==== Data listing

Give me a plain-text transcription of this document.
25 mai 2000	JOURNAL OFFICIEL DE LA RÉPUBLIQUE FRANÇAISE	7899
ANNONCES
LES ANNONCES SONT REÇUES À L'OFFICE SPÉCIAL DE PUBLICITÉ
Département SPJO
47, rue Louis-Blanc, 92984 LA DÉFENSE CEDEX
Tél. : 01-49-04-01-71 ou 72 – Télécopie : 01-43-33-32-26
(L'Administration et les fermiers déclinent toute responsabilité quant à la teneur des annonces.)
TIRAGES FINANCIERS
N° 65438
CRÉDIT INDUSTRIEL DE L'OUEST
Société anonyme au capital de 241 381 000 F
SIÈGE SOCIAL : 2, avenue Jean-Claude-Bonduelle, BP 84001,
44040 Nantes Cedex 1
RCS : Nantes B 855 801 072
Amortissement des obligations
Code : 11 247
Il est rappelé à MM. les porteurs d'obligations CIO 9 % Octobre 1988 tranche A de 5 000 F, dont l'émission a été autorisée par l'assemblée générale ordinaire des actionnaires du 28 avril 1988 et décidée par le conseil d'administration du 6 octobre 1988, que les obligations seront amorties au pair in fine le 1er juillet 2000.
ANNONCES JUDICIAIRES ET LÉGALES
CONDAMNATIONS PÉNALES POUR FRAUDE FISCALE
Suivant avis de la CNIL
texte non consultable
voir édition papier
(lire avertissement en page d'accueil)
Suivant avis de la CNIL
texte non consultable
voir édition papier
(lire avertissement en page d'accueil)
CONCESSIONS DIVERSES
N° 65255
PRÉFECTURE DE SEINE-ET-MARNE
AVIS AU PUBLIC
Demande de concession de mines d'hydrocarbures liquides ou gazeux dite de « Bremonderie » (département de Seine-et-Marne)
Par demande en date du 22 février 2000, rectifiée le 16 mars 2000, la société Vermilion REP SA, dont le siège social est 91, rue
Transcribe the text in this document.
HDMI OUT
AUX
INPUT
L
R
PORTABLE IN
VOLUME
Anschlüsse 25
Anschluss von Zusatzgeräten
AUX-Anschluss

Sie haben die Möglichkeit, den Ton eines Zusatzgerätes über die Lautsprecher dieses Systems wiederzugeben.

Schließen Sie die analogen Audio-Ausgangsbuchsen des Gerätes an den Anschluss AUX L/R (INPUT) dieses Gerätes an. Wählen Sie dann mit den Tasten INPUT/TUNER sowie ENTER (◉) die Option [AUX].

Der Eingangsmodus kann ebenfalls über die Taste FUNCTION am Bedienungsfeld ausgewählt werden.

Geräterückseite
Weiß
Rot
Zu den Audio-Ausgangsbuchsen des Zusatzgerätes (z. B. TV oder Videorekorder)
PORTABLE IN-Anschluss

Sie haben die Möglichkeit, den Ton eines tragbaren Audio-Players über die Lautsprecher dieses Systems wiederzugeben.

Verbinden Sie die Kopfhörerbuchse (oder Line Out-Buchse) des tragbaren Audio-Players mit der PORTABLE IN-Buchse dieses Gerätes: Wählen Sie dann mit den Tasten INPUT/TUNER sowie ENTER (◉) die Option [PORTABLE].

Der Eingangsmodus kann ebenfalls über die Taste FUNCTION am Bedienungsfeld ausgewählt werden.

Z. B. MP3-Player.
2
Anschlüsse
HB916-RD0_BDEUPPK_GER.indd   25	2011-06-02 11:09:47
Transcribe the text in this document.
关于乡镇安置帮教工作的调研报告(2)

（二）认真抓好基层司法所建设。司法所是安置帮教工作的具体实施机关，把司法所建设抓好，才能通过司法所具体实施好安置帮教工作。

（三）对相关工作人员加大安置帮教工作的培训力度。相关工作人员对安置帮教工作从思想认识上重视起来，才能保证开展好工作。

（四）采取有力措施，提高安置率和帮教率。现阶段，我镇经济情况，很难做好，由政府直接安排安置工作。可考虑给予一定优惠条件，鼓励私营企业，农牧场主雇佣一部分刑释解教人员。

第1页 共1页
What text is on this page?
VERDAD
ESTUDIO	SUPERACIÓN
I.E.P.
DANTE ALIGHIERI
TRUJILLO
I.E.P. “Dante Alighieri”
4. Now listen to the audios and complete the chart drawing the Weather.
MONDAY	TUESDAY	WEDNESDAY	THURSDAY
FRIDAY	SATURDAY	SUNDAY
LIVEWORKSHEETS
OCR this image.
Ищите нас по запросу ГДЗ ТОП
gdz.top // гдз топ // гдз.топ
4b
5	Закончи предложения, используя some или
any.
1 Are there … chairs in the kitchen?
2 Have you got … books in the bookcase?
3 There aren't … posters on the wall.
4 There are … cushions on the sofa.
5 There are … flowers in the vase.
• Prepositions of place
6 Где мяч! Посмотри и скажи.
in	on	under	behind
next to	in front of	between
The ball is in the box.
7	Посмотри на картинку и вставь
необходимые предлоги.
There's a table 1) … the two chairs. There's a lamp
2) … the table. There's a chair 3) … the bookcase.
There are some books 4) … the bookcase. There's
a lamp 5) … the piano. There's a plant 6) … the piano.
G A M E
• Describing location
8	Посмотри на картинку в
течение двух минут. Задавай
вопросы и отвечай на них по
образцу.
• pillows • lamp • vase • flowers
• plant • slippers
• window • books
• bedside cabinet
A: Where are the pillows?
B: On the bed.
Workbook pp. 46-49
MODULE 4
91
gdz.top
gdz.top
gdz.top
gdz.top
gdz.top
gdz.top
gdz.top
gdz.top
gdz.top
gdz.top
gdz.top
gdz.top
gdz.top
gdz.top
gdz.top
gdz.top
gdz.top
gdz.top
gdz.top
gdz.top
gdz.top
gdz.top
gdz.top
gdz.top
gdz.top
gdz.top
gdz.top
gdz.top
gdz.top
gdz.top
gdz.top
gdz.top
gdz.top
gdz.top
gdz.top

========

What is expected:
Copy out all of the records above with nothing altered.

Answer to this task:
Give me a plain-text transcription of this document.
25 mai 2000	JOURNAL OFFICIEL DE LA RÉPUBLIQUE FRANÇAISE	7899
ANNONCES
LES ANNONCES SONT REÇUES À L'OFFICE SPÉCIAL DE PUBLICITÉ
Département SPJO
47, rue Louis-Blanc, 92984 LA DÉFENSE CEDEX
Tél. : 01-49-04-01-71 ou 72 – Télécopie : 01-43-33-32-26
(L'Administration et les fermiers déclinent toute responsabilité quant à la teneur des annonces.)
TIRAGES FINANCIERS
N° 65438
CRÉDIT INDUSTRIEL DE L'OUEST
Société anonyme au capital de 241 381 000 F
SIÈGE SOCIAL : 2, avenue Jean-Claude-Bonduelle, BP 84001,
44040 Nantes Cedex 1
RCS : Nantes B 855 801 072
Amortissement des obligations
Code : 11 247
Il est rappelé à MM. les porteurs d'obligations CIO 9 % Octobre 1988 tranche A de 5 000 F, dont l'émission a été autorisée par l'assemblée générale ordinaire des actionnaires du 28 avril 1988 et décidée par le conseil d'administration du 6 octobre 1988, que les obligations seront amorties au pair in fine le 1er juillet 2000.
ANNONCES JUDICIAIRES ET LÉGALES
CONDAMNATIONS PÉNALES POUR FRAUDE FISCALE
Suivant avis de la CNIL
texte non consultable
voir édition papier
(lire avertissement en page d'accueil)
Suivant avis de la CNIL
texte non consultable
voir édition papier
(lire avertissement en page d'accueil)
CONCESSIONS DIVERSES
N° 65255
PRÉFECTURE DE SEINE-ET-MARNE
AVIS AU PUBLIC
Demande de concession de mines d'hydrocarbures liquides ou gazeux dite de « Bremonderie » (département de Seine-et-Marne)
Par demande en date du 22 février 2000, rectifiée le 16 mars 2000, la société Vermilion REP SA, dont le siège social est 91, rue
Transcribe the text in this document.
HDMI OUT
AUX
INPUT
L
R
PORTABLE IN
VOLUME
Anschlüsse 25
Anschluss von Zusatzgeräten
AUX-Anschluss

Sie haben die Möglichkeit, den Ton eines Zusatzgerätes über die Lautsprecher dieses Systems wiederzugeben.

Schließen Sie die analogen Audio-Ausgangsbuchsen des Gerätes an den Anschluss AUX L/R (INPUT) dieses Gerätes an. Wählen Sie dann mit den Tasten INPUT/TUNER sowie ENTER (◉) die Option [AUX].

Der Eingangsmodus kann ebenfalls über die Taste FUNCTION am Bedienungsfeld ausgewählt werden.

Geräterückseite
Weiß
Rot
Zu den Audio-Ausgangsbuchsen des Zusatzgerätes (z. B. TV oder Videorekorder)
PORTABLE IN-Anschluss

Sie haben die Möglichkeit, den Ton eines tragbaren Audio-Players über die Lautsprecher dieses Systems wiederzugeben.

Verbinden Sie die Kopfhörerbuchse (oder Line Out-Buchse) des tragbaren Audio-Players mit der PORTABLE IN-Buchse dieses Gerätes: Wählen Sie dann mit den Tasten INPUT/TUNER sowie ENTER (◉) die Option [PORTABLE].

Der Eingangsmodus kann ebenfalls über die Taste FUNCTION am Bedienungsfeld ausgewählt werden.

Z. B. MP3-Player.
2
Anschlüsse
HB916-RD0_BDEUPPK_GER.indd   25	2011-06-02 11:09:47
Transcribe the text in this document.
关于乡镇安置帮教工作的调研报告(2)

（二）认真抓好基层司法所建设。司法所是安置帮教工作的具体实施机关，把司法所建设抓好，才能通过司法所具体实施好安置帮教工作。

（三）对相关工作人员加大安置帮教工作的培训力度。相关工作人员对安置帮教工作从思想认识上重视起来，才能保证开展好工作。

（四）采取有力措施，提高安置率和帮教率。现阶段，我镇经济情况，很难做好，由政府直接安排安置工作。可考虑给予一定优惠条件，鼓励私营企业，农牧场主雇佣一部分刑释解教人员。

第1页 共1页
What text is on this page?
VERDAD
ESTUDIO	SUPERACIÓN
I.E.P.
DANTE ALIGHIERI
TRUJILLO
I.E.P. “Dante Alighieri”
4. Now listen to the audios and complete the chart drawing the Weather.
MONDAY	TUESDAY	WEDNESDAY	THURSDAY
FRIDAY	SATURDAY	SUNDAY
LIVEWORKSHEETS
OCR this image.
Ищите нас по запросу ГДЗ ТОП
gdz.top // гдз топ // гдз.топ
4b
5	Закончи предложения, используя some или
any.
1 Are there … chairs in the kitchen?
2 Have you got … books in the bookcase?
3 There aren't … posters on the wall.
4 There are … cushions on the sofa.
5 There are … flowers in the vase.
• Prepositions of place
6 Где мяч! Посмотри и скажи.
in	on	under	behind
next to	in front of	between
The ball is in the box.
7	Посмотри на картинку и вставь
необходимые предлоги.
There's a table 1) … the two chairs. There's a lamp
2) … the table. There's a chair 3) … the bookcase.
There are some books 4) … the bookcase. There's
a lamp 5) … the piano. There's a plant 6) … the piano.
G A M E
• Describing location
8	Посмотри на картинку в
течение двух минут. Задавай
вопросы и отвечай на них по
образцу.
• pillows • lamp • vase • flowers
• plant • slippers
• window • books
• bedside cabinet
A: Where are the pillows?
B: On the bed.
Workbook pp. 46-49
MODULE 4
91
gdz.top
gdz.top
gdz.top
gdz.top
gdz.top
gdz.top
gdz.top
gdz.top
gdz.top
gdz.top
gdz.top
gdz.top
gdz.top
gdz.top
gdz.top
gdz.top
gdz.top
gdz.top
gdz.top
gdz.top
gdz.top
gdz.top
gdz.top
gdz.top
gdz.top
gdz.top
gdz.top
gdz.top
gdz.top
gdz.top
gdz.top
gdz.top
gdz.top
gdz.top
gdz.top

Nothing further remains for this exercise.